(Text for analysis):
□ □ □ □ □
How COVID-19 hurt college enrollment numbers this fall

The number of students enrolling in college immediately after high school plunged nearly 22% this fall over last year, hitting high-poverty, urban schools hardest — a likely reflection of the coronavirus-related toll on higher education plans, according to a national survey released Thursday.

The survey by the National Student Clearinghouse Research Center found that the drop-off varied substantially by institution, with community colleges showing the largest enrollment decline among low-income students and public four-year universities the lowest.

In California, that pattern appears to hold, although not as dramatically. The report did not break out state data, but California’s higher education systems have tracked similar information.

The California Community Colleges system expects an average decline across 116 campuses of 5% to 7%, but enrollment at the nine-campus Los Angeles Community College District is down by about 10% this fall compared with last year — roughly 270,000 students compared with 300,000 last year.

The picture is mixed at the 23-campus California State University system, with enrollment growing at Southern California campuses such as Fullerton, Northridge and San Diego, and dropping among some in the north, including San Francisco, Chico, and Humboldt. While systemwide enrollment is at a record high — in large part due to transfer and continuing students — first-time freshman enrollment was down 6% systemwide compared with last year.

Overall, University of California enrollment of new first-time undergraduates is projected to increase by 2.5% over fall 2019, rising among in-state students and declining among nonresidents.

The report’s data supports what many college counselors in underserved neighborhoods see firsthand.

“Has there been a drop in our graduates enrolling in college last fall? Overwhelmingly, yes,” said Heather Brown, a college counselor at Los Angeles High School, which serves mainly low-income Latino and Black students.

Although Brown did not have precise figures for her school, she estimated that the proportion of students who applied to college in fall 2019 but did not enroll the following year may have doubled to 40%.
□ □ □ □ □
(The data):
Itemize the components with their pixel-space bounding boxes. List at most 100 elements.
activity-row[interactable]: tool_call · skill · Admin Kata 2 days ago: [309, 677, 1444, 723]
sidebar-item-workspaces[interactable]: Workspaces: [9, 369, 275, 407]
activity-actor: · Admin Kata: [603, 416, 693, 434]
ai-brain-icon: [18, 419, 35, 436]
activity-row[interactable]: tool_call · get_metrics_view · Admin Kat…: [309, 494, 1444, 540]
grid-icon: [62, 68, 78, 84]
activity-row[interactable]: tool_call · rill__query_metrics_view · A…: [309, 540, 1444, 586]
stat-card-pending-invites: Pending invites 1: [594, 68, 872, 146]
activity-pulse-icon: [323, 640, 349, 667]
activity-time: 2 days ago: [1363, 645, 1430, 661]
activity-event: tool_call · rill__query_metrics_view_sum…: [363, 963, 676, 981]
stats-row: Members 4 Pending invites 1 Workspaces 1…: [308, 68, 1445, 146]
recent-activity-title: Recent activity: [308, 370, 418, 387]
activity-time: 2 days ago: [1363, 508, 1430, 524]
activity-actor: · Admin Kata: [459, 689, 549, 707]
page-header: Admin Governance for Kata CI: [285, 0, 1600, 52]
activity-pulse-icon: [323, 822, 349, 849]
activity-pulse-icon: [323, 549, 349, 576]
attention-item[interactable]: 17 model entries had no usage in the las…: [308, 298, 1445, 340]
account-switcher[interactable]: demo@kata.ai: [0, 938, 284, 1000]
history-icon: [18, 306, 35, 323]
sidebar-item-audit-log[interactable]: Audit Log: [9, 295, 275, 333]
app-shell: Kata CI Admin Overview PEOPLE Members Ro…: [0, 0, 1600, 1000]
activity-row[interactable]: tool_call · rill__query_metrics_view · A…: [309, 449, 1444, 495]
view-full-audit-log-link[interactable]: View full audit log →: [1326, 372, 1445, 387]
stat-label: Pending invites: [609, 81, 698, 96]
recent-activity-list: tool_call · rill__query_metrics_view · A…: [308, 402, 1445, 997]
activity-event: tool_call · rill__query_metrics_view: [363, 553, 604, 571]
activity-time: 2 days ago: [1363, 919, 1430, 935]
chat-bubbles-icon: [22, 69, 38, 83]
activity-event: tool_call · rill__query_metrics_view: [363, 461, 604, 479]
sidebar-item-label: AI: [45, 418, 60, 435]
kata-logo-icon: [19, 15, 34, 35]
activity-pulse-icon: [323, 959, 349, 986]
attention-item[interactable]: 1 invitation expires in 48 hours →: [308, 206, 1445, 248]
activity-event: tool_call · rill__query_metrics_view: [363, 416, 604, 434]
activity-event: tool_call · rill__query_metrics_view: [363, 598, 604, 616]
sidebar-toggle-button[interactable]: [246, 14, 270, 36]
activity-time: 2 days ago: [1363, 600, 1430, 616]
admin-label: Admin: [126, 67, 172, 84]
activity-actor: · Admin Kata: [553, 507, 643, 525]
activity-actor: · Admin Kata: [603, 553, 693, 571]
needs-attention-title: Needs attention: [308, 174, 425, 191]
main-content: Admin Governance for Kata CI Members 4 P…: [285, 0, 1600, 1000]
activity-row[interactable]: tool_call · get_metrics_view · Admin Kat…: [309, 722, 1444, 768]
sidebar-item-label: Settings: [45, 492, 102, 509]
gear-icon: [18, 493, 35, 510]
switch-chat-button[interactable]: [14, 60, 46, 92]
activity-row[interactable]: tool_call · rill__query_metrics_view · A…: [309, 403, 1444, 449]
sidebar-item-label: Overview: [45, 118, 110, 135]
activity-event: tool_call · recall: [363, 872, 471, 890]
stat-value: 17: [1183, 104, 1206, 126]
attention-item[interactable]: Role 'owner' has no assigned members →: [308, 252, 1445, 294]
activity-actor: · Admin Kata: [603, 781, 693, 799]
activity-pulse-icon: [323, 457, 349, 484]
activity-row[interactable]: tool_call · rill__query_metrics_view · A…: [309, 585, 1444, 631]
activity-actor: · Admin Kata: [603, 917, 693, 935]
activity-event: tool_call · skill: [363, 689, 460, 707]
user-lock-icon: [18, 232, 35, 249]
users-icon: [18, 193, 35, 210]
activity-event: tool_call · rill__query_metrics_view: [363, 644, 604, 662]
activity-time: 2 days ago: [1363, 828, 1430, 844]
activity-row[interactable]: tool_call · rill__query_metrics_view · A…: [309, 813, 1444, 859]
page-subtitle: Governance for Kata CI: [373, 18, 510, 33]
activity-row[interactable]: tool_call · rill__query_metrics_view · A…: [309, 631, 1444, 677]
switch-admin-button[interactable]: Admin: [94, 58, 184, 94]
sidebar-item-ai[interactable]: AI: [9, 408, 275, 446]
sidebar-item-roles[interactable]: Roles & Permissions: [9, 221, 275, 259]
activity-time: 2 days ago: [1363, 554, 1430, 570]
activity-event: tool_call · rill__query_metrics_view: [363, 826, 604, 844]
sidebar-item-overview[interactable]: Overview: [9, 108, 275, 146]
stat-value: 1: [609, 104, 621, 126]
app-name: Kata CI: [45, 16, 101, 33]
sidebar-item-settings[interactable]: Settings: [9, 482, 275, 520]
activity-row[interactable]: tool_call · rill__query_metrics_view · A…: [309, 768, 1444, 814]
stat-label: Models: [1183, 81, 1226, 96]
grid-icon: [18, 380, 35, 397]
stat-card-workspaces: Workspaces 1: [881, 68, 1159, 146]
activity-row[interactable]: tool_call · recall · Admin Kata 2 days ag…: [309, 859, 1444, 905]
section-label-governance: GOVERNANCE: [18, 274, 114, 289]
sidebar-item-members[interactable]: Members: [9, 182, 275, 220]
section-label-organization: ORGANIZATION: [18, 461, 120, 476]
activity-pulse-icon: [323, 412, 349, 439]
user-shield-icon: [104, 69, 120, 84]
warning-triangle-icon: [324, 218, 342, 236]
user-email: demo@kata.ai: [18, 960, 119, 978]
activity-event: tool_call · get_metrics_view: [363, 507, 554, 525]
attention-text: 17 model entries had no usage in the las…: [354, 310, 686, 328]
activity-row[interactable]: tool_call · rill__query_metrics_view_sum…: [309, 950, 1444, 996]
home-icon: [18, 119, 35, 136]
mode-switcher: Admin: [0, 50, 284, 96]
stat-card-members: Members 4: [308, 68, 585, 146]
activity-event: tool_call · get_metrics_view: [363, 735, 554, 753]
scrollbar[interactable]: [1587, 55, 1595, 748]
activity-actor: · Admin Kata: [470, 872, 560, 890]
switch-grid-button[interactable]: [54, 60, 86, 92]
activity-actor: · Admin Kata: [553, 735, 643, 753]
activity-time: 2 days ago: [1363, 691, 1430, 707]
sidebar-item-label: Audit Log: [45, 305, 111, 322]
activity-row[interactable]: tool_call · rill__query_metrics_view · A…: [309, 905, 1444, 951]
□ □ □ □ □
(What is being asked):
Can you pick up the article on COVID-19 and college enrollment where it ends and continue it?

(Exercise output):
She said many of her students could not overcome numerous enrollment barriers: they or family members contracted COVID-19, for instance. Some left the area in search of safer surroundings or cheaper housing, while others did not have laptops or hotspots to follow up with college paperwork or attend mandatory online orientations over the summer. Many chose to work instead.

Her 2020 high school salutatorian, she said, had been admitted to USC with an $80,000 financial aid package but nearly missed the deadline for accepting the offer because he was working at a construction site in the Antelope Valley after graduation to help his family make ends meet. She hunted him down and helped him complete his paperwork; he is now enrolled at USC.

“Mentally, they got knocked off their pathway and got shifted to a whole other life,” Brown said of her students.

The research center used preliminary data as of Sept. 18 to estimate the immediate enrollment rates of graduates from more than 2,300 high schools with differing income, racial and neighborhood characteristics. It was not clear how many California high schools and colleges participated.

“Based on preliminary data, there is little evidence that COVID-19 impacted high school graduation,” Doug Shapiro, the research center’s executive director, said in a statement. “However, the pandemic impacted high school graduates in their immediate college enrollment, and those from high poverty, low income, and urban high schools have been hit the hardest. The enrollment gaps appear to be widening because of COVID-19.”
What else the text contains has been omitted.